--- SUPPLIED DATA ---
- - - -

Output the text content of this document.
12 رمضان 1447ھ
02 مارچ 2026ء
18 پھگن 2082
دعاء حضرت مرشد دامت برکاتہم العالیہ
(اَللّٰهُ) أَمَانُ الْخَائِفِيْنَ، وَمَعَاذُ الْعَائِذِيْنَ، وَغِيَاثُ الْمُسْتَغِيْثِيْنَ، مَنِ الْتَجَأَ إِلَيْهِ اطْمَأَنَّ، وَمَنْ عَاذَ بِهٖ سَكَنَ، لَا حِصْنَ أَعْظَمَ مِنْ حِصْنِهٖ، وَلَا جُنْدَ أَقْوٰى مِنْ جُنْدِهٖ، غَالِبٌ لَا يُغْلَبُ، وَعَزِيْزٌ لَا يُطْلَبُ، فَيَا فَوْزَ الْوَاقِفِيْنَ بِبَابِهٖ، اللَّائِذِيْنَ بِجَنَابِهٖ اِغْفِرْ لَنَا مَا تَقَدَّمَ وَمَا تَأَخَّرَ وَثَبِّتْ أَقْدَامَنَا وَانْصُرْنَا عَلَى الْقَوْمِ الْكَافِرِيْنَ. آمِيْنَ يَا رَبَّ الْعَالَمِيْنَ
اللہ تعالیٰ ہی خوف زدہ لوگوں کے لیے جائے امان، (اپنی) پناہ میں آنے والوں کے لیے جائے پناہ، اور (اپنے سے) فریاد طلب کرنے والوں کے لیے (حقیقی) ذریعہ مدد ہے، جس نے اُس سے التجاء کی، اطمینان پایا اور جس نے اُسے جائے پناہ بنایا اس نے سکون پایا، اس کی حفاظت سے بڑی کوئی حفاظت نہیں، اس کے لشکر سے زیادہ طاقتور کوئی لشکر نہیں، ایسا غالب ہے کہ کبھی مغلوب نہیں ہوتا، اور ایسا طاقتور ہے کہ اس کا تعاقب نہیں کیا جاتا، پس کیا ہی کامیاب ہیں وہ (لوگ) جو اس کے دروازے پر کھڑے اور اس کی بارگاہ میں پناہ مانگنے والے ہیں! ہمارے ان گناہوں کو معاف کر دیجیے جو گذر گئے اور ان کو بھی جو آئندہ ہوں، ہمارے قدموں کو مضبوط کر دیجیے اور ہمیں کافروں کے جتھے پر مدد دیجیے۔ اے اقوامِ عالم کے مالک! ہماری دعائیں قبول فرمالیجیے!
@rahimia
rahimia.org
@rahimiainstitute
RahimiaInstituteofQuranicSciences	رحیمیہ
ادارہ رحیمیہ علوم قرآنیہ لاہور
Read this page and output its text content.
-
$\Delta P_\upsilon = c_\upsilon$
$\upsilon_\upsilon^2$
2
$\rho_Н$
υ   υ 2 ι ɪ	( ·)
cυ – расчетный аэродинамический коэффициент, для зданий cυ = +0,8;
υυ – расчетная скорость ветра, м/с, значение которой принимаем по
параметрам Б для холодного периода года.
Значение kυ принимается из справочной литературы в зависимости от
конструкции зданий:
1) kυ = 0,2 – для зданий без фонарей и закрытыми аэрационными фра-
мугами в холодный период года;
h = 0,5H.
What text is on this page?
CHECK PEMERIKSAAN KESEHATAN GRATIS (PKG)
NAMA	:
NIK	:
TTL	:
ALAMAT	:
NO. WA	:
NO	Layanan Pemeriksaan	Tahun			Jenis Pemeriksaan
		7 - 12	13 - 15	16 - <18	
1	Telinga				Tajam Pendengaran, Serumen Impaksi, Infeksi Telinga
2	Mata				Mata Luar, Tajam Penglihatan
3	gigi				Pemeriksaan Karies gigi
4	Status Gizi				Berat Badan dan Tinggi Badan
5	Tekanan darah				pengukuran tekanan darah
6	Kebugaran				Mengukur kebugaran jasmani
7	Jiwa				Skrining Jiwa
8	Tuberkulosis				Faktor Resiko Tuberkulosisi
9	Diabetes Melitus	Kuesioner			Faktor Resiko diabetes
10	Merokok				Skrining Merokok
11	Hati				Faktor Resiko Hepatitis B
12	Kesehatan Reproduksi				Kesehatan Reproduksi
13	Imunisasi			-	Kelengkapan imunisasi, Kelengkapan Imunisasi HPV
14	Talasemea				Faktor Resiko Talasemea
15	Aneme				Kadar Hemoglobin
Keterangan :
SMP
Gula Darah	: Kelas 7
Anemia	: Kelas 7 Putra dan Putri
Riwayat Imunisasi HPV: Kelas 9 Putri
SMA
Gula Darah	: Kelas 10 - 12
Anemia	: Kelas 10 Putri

- - - -

--- WHAT IS BEING ASKED ---
Show each line holding the word "Gula".

--- SOLVED EXERCISE ---
Gula Darah	: Kelas 7
Gula Darah	: Kelas 10 - 12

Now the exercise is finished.